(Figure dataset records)
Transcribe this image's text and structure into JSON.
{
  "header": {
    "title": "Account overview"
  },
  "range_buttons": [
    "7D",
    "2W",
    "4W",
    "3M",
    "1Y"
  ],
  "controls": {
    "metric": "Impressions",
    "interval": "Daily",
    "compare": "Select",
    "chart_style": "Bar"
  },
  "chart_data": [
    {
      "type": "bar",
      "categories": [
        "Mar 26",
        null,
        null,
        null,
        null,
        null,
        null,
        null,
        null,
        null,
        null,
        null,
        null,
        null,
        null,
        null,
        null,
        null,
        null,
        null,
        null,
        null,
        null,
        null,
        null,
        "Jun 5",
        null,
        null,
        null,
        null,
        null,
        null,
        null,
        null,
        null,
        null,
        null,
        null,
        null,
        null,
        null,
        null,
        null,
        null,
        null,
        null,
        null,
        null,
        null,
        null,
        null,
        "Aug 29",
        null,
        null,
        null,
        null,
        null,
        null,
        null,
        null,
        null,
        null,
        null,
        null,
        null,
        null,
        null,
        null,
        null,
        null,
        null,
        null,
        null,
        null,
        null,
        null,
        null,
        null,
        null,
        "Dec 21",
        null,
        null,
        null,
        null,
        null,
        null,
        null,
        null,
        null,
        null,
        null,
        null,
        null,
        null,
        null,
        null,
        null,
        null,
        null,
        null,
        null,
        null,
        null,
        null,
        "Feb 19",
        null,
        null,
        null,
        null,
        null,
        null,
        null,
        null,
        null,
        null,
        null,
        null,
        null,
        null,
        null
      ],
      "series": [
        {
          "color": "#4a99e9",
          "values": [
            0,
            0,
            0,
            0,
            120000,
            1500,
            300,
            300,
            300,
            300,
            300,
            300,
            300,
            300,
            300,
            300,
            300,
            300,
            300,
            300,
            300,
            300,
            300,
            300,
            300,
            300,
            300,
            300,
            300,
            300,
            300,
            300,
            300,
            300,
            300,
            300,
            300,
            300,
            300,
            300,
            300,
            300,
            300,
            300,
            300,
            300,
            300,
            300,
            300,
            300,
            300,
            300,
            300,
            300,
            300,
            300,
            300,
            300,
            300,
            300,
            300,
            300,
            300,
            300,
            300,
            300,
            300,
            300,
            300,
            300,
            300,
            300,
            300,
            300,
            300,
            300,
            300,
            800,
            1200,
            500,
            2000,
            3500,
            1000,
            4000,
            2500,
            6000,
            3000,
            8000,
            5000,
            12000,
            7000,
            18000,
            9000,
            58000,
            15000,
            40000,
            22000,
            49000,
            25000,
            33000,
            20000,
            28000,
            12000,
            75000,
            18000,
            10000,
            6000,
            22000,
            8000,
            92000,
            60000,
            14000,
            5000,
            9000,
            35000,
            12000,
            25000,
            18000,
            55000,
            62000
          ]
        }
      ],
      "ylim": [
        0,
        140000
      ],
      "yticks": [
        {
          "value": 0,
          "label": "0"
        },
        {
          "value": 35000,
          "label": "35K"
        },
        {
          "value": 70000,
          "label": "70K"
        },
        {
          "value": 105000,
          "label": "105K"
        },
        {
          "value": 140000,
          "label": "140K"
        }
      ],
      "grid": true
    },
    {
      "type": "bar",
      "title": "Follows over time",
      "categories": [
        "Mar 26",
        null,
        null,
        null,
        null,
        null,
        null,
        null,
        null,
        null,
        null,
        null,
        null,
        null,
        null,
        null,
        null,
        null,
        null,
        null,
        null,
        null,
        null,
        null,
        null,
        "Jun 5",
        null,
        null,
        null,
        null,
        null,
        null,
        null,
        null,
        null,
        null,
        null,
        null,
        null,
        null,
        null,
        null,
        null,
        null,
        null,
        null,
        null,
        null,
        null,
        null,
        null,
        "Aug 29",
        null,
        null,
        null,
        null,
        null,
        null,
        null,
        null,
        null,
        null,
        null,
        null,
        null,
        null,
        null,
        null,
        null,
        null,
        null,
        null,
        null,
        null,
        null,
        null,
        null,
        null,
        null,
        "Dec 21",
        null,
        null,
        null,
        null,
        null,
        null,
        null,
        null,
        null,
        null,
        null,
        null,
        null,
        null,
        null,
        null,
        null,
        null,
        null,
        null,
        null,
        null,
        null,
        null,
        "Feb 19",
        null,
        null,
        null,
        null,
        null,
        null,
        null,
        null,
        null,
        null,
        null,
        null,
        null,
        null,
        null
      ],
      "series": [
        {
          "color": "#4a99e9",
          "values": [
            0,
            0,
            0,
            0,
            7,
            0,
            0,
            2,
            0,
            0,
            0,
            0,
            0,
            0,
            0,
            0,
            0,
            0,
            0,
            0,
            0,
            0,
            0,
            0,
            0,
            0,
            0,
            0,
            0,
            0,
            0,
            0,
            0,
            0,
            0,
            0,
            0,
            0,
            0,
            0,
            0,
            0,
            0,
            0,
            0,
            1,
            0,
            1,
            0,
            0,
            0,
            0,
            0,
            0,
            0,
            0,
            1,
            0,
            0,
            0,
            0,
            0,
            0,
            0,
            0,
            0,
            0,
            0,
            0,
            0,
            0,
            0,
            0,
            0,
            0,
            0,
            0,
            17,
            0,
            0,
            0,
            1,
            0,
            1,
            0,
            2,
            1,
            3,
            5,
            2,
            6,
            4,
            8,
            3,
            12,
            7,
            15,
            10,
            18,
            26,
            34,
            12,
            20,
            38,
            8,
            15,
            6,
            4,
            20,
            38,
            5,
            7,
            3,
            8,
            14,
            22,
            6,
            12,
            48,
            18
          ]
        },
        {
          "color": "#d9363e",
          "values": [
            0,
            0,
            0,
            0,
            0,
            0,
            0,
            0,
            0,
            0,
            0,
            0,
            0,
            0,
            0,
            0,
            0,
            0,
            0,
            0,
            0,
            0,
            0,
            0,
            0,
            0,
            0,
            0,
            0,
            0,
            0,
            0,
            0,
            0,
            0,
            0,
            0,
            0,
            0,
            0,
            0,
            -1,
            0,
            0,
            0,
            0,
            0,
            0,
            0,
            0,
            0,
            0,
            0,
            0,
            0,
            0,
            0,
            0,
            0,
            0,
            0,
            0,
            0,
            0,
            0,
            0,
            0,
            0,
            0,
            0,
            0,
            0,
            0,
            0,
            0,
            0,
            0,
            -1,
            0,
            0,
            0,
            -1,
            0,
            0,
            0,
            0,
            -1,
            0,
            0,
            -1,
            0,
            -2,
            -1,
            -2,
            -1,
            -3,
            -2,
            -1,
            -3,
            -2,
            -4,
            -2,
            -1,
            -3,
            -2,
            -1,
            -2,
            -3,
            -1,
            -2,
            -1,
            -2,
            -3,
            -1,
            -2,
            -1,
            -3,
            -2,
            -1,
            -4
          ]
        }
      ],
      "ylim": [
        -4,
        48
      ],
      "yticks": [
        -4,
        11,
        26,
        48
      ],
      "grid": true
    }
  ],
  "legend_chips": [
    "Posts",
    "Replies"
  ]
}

### WHAT TO PRODUCE:
Show, from the listing above, each line that contains the word "title".

### CORRECT RESULT:
    "title": "Account overview"
      "title": "Follows over time",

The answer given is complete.